## TASK TO COMPLETE
Find the lines holding the string "color" in the data, then copy all of them.

## RECORDS PROVIDED
■ ■ ■

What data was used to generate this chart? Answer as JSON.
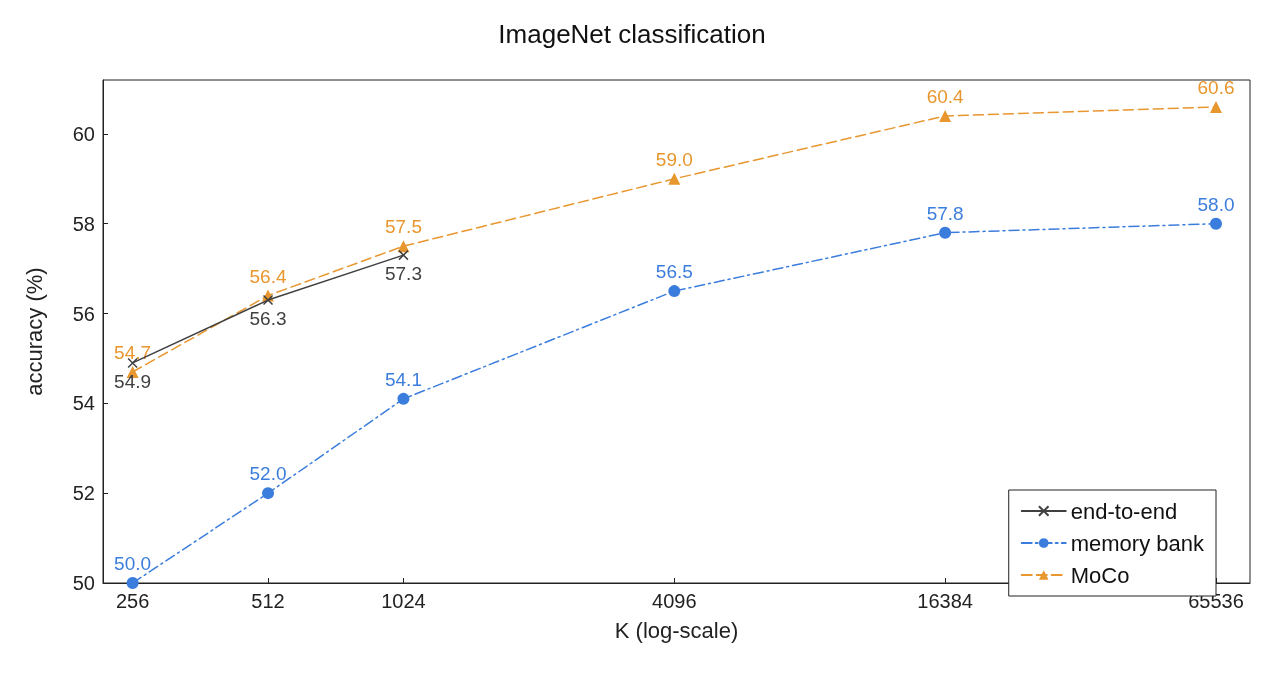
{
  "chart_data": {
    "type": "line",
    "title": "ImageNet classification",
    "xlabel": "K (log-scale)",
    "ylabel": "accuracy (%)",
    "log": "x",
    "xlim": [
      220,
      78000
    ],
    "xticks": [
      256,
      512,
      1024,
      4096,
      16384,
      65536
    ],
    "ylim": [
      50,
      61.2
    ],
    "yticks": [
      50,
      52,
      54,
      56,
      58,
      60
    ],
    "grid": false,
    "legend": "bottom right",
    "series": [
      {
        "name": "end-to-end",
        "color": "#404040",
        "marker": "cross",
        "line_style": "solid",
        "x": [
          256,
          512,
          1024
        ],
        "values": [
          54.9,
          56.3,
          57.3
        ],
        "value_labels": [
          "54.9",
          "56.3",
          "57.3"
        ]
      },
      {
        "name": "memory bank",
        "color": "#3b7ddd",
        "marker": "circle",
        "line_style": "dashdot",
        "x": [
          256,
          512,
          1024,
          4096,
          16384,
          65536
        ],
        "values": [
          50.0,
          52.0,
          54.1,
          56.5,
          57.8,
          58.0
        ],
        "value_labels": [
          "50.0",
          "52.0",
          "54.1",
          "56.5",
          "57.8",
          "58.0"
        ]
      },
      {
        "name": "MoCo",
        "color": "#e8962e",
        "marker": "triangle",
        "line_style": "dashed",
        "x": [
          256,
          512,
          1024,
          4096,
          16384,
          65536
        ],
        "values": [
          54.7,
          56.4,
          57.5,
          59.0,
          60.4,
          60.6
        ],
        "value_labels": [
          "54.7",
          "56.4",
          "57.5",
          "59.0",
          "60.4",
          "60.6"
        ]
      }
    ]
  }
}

■ ■ ■

## IN RESPONSE
        "color": "#404040",
        "color": "#3b7ddd",
        "color": "#e8962e",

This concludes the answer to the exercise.